# [Goal]
Every record must be written out once more, with nothing added or omitted.

# [Stored rows]
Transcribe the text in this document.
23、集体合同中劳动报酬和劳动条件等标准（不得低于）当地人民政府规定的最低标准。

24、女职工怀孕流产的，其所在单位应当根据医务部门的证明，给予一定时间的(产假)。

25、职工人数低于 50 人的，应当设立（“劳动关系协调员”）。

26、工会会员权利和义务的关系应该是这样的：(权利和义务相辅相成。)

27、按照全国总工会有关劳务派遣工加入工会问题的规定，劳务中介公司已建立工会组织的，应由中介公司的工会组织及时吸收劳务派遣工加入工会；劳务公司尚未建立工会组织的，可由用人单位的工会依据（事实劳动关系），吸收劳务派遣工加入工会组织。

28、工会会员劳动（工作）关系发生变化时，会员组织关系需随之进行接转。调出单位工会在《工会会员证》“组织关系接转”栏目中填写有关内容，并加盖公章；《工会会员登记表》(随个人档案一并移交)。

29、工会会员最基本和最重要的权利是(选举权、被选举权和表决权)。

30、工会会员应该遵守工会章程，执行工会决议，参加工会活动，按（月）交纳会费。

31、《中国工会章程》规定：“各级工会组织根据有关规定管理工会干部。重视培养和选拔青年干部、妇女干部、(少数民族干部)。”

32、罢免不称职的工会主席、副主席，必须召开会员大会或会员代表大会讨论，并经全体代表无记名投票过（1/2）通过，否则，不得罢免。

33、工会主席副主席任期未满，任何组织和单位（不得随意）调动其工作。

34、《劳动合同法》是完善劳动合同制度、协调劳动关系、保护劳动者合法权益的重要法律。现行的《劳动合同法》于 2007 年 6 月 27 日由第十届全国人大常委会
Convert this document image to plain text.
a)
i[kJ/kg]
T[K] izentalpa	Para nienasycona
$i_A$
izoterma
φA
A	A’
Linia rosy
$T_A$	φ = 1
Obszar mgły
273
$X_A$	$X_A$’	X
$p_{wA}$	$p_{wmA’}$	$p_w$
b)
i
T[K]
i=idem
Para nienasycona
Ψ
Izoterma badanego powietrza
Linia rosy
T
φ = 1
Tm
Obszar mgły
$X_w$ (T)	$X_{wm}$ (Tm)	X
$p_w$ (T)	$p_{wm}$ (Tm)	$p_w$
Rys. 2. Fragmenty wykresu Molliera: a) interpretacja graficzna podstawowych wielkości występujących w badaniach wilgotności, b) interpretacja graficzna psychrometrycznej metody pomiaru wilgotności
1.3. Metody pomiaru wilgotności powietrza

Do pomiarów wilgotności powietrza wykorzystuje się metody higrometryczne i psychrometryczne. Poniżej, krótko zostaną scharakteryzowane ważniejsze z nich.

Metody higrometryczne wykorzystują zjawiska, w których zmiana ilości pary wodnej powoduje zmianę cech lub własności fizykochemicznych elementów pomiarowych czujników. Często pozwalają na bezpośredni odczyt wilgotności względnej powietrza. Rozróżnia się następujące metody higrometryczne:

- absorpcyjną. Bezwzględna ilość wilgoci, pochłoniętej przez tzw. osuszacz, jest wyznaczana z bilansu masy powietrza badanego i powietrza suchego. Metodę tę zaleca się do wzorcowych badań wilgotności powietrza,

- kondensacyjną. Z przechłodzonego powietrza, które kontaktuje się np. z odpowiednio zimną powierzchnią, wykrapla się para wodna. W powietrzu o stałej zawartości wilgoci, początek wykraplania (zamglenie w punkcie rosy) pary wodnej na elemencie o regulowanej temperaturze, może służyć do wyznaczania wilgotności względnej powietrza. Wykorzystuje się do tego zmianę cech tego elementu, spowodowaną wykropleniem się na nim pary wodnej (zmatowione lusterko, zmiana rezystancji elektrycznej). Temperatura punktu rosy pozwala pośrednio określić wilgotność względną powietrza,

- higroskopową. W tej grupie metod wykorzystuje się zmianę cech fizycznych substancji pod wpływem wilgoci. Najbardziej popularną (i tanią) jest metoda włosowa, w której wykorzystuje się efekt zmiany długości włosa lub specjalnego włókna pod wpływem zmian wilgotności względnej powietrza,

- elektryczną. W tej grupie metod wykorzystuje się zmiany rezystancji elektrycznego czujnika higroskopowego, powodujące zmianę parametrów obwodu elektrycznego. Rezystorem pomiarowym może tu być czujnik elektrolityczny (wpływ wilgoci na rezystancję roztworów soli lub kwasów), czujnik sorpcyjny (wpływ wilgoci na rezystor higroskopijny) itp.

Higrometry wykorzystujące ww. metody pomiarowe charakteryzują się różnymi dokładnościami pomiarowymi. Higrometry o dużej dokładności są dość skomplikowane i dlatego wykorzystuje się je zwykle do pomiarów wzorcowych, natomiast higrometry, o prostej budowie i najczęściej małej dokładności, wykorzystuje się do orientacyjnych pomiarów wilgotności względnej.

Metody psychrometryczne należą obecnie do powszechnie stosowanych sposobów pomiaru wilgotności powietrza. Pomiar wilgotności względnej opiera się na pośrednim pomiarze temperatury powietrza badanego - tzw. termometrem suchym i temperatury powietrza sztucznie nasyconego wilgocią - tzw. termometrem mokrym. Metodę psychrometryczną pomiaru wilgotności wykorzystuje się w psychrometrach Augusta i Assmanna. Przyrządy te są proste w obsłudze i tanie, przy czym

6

# [Solution below]
Transcribe the text in this document.
23、集体合同中劳动报酬和劳动条件等标准（不得低于）当地人民政府规定的最低标准。

24、女职工怀孕流产的，其所在单位应当根据医务部门的证明，给予一定时间的(产假)。

25、职工人数低于 50 人的，应当设立（“劳动关系协调员”）。

26、工会会员权利和义务的关系应该是这样的：(权利和义务相辅相成。)

27、按照全国总工会有关劳务派遣工加入工会问题的规定，劳务中介公司已建立工会组织的，应由中介公司的工会组织及时吸收劳务派遣工加入工会；劳务公司尚未建立工会组织的，可由用人单位的工会依据（事实劳动关系），吸收劳务派遣工加入工会组织。

28、工会会员劳动（工作）关系发生变化时，会员组织关系需随之进行接转。调出单位工会在《工会会员证》“组织关系接转”栏目中填写有关内容，并加盖公章；《工会会员登记表》(随个人档案一并移交)。

29、工会会员最基本和最重要的权利是(选举权、被选举权和表决权)。

30、工会会员应该遵守工会章程，执行工会决议，参加工会活动，按（月）交纳会费。

31、《中国工会章程》规定：“各级工会组织根据有关规定管理工会干部。重视培养和选拔青年干部、妇女干部、(少数民族干部)。”

32、罢免不称职的工会主席、副主席，必须召开会员大会或会员代表大会讨论，并经全体代表无记名投票过（1/2）通过，否则，不得罢免。

33、工会主席副主席任期未满，任何组织和单位（不得随意）调动其工作。

34、《劳动合同法》是完善劳动合同制度、协调劳动关系、保护劳动者合法权益的重要法律。现行的《劳动合同法》于 2007 年 6 月 27 日由第十届全国人大常委会
Convert this document image to plain text.
a)
i[kJ/kg]
T[K] izentalpa	Para nienasycona
$i_A$
izoterma
φA
A	A’
Linia rosy
$T_A$	φ = 1
Obszar mgły
273
$X_A$	$X_A$’	X
$p_{wA}$	$p_{wmA’}$	$p_w$
b)
i
T[K]
i=idem
Para nienasycona
Ψ
Izoterma badanego powietrza
Linia rosy
T
φ = 1
Tm
Obszar mgły
$X_w$ (T)	$X_{wm}$ (Tm)	X
$p_w$ (T)	$p_{wm}$ (Tm)	$p_w$
Rys. 2. Fragmenty wykresu Molliera: a) interpretacja graficzna podstawowych wielkości występujących w badaniach wilgotności, b) interpretacja graficzna psychrometrycznej metody pomiaru wilgotności
1.3. Metody pomiaru wilgotności powietrza

Do pomiarów wilgotności powietrza wykorzystuje się metody higrometryczne i psychrometryczne. Poniżej, krótko zostaną scharakteryzowane ważniejsze z nich.

Metody higrometryczne wykorzystują zjawiska, w których zmiana ilości pary wodnej powoduje zmianę cech lub własności fizykochemicznych elementów pomiarowych czujników. Często pozwalają na bezpośredni odczyt wilgotności względnej powietrza. Rozróżnia się następujące metody higrometryczne:

- absorpcyjną. Bezwzględna ilość wilgoci, pochłoniętej przez tzw. osuszacz, jest wyznaczana z bilansu masy powietrza badanego i powietrza suchego. Metodę tę zaleca się do wzorcowych badań wilgotności powietrza,

- kondensacyjną. Z przechłodzonego powietrza, które kontaktuje się np. z odpowiednio zimną powierzchnią, wykrapla się para wodna. W powietrzu o stałej zawartości wilgoci, początek wykraplania (zamglenie w punkcie rosy) pary wodnej na elemencie o regulowanej temperaturze, może służyć do wyznaczania wilgotności względnej powietrza. Wykorzystuje się do tego zmianę cech tego elementu, spowodowaną wykropleniem się na nim pary wodnej (zmatowione lusterko, zmiana rezystancji elektrycznej). Temperatura punktu rosy pozwala pośrednio określić wilgotność względną powietrza,

- higroskopową. W tej grupie metod wykorzystuje się zmianę cech fizycznych substancji pod wpływem wilgoci. Najbardziej popularną (i tanią) jest metoda włosowa, w której wykorzystuje się efekt zmiany długości włosa lub specjalnego włókna pod wpływem zmian wilgotności względnej powietrza,

- elektryczną. W tej grupie metod wykorzystuje się zmiany rezystancji elektrycznego czujnika higroskopowego, powodujące zmianę parametrów obwodu elektrycznego. Rezystorem pomiarowym może tu być czujnik elektrolityczny (wpływ wilgoci na rezystancję roztworów soli lub kwasów), czujnik sorpcyjny (wpływ wilgoci na rezystor higroskopijny) itp.

Higrometry wykorzystujące ww. metody pomiarowe charakteryzują się różnymi dokładnościami pomiarowymi. Higrometry o dużej dokładności są dość skomplikowane i dlatego wykorzystuje się je zwykle do pomiarów wzorcowych, natomiast higrometry, o prostej budowie i najczęściej małej dokładności, wykorzystuje się do orientacyjnych pomiarów wilgotności względnej.

Metody psychrometryczne należą obecnie do powszechnie stosowanych sposobów pomiaru wilgotności powietrza. Pomiar wilgotności względnej opiera się na pośrednim pomiarze temperatury powietrza badanego - tzw. termometrem suchym i temperatury powietrza sztucznie nasyconego wilgocią - tzw. termometrem mokrym. Metodę psychrometryczną pomiaru wilgotności wykorzystuje się w psychrometrach Augusta i Assmanna. Przyrządy te są proste w obsłudze i tanie, przy czym

6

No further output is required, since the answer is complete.